■ **WHAT THIS TASK INVOLVES**: Write the count of lines that contain the word "List" and nothing else.

■ **RECORDS FOR THE TASK**:
---+---

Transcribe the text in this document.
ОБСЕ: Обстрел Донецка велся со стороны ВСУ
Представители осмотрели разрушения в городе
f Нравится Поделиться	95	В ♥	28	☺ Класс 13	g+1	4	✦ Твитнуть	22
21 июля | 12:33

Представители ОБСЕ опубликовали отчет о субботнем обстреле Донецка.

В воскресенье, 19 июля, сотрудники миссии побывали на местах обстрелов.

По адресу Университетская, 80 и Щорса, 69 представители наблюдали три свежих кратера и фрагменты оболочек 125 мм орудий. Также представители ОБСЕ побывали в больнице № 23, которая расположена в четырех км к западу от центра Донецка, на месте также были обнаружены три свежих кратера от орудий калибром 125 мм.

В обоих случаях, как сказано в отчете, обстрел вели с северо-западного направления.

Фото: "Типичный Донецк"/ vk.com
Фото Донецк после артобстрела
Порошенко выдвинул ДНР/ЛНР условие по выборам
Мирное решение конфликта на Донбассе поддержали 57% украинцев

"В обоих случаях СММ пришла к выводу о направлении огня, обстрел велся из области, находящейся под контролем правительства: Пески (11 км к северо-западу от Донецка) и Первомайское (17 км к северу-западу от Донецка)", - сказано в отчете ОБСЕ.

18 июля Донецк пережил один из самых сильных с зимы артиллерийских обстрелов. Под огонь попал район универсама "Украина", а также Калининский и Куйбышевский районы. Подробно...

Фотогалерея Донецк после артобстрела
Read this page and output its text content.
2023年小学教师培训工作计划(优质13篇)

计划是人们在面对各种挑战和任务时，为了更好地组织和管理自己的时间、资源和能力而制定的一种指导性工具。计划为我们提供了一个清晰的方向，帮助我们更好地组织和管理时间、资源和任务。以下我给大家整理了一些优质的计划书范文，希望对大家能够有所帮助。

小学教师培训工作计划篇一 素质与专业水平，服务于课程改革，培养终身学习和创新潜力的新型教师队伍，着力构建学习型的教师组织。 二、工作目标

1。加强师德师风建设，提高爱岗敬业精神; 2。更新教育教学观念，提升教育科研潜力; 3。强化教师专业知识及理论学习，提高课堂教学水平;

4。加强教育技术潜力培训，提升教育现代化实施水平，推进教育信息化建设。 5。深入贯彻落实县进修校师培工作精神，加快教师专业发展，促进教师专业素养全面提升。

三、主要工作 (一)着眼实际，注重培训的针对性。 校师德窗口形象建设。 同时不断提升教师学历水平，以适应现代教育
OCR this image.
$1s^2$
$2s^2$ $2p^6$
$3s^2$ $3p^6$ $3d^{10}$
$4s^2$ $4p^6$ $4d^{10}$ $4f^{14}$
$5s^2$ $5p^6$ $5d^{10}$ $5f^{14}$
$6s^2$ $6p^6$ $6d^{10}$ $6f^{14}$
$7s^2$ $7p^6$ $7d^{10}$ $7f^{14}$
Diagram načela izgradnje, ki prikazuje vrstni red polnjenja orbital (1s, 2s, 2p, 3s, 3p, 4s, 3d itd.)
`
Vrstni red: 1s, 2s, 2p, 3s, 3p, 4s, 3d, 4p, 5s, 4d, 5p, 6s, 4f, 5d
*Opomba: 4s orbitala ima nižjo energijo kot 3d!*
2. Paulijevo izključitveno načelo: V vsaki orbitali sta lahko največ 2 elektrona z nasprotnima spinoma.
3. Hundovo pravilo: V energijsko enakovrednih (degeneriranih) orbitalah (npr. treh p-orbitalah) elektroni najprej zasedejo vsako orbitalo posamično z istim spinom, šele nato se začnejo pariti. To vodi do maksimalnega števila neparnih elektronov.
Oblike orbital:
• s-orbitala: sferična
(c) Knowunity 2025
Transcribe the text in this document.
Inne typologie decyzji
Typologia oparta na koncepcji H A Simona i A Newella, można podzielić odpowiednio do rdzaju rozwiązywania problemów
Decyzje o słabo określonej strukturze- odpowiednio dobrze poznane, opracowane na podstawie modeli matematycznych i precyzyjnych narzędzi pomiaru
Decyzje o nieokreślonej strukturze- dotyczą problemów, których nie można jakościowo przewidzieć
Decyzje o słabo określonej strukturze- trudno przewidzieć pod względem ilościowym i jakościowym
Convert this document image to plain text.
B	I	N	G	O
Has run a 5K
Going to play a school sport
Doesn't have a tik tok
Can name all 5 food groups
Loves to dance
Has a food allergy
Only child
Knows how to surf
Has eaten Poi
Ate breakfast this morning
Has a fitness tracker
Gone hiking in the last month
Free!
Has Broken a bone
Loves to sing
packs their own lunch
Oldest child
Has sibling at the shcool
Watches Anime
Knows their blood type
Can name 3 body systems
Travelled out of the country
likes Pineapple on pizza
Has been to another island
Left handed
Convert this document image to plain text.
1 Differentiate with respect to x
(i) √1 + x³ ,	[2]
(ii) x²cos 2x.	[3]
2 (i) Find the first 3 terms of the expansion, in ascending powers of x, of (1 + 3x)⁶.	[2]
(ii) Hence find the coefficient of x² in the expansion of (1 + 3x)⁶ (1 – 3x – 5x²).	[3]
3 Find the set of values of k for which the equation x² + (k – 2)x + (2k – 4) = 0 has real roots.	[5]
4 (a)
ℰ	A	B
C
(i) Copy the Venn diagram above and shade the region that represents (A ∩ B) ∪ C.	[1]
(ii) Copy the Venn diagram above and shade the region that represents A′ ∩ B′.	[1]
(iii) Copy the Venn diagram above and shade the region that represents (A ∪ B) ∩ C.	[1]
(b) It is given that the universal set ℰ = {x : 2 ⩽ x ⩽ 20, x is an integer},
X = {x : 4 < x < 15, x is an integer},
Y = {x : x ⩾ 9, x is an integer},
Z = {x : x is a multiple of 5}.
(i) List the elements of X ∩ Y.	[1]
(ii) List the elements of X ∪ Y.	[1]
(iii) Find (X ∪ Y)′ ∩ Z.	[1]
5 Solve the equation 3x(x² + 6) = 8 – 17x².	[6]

---+---

■ **WRITTEN RESPONSE**: 2